**Material supplied:**

★ ★ ★ ★

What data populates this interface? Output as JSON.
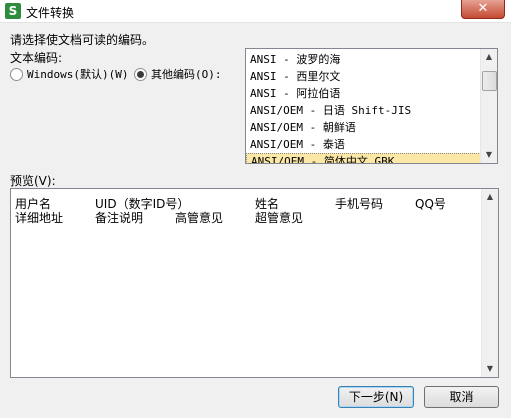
{
  "window": {
    "title": "文件转换",
    "app_icon_letter": "S",
    "close_glyph": "✕"
  },
  "instruction": "请选择使文档可读的编码。",
  "encoding_label": "文本编码:",
  "radio_windows": {
    "label": "Windows(默认)(W)",
    "checked": false
  },
  "radio_other": {
    "label": "其他编码(O):",
    "checked": true
  },
  "encoding_list": {
    "items": [
      "ANSI - 波罗的海",
      "ANSI - 西里尔文",
      "ANSI - 阿拉伯语",
      "ANSI/OEM - 日语 Shift-JIS",
      "ANSI/OEM - 朝鲜语",
      "ANSI/OEM - 泰语",
      "ANSI/OEM - 简体中文 GBK"
    ],
    "selected_index": 6
  },
  "preview_label": "预览(V):",
  "preview": {
    "row1": [
      "用户名",
      "UID（数字ID号）",
      "姓名",
      "手机号码",
      "QQ号"
    ],
    "row2": [
      "详细地址",
      "备注说明",
      "高管意见",
      "超管意见"
    ]
  },
  "buttons": {
    "next": "下一步(N)",
    "cancel": "取消"
  },
  "colors": {
    "selection": "#fbe7a6",
    "close_red": "#c44a33",
    "app_green": "#2f8c3e"
  }
}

★ ★ ★ ★

**Your instructions:** Return the listing above word for word, with the pictures removed.

**Full answer:**
What data populates this interface? Output as JSON.
{
  "window": {
    "title": "文件转换",
    "app_icon_letter": "S",
    "close_glyph": "✕"
  },
  "instruction": "请选择使文档可读的编码。",
  "encoding_label": "文本编码:",
  "radio_windows": {
    "label": "Windows(默认)(W)",
    "checked": false
  },
  "radio_other": {
    "label": "其他编码(O):",
    "checked": true
  },
  "encoding_list": {
    "items": [
      "ANSI - 波罗的海",
      "ANSI - 西里尔文",
      "ANSI - 阿拉伯语",
      "ANSI/OEM - 日语 Shift-JIS",
      "ANSI/OEM - 朝鲜语",
      "ANSI/OEM - 泰语",
      "ANSI/OEM - 简体中文 GBK"
    ],
    "selected_index": 6
  },
  "preview_label": "预览(V):",
  "preview": {
    "row1": [
      "用户名",
      "UID（数字ID号）",
      "姓名",
      "手机号码",
      "QQ号"
    ],
    "row2": [
      "详细地址",
      "备注说明",
      "高管意见",
      "超管意见"
    ]
  },
  "buttons": {
    "next": "下一步(N)",
    "cancel": "取消"
  },
  "colors": {
    "selection": "#fbe7a6",
    "close_red": "#c44a33",
    "app_green": "#2f8c3e"
  }
}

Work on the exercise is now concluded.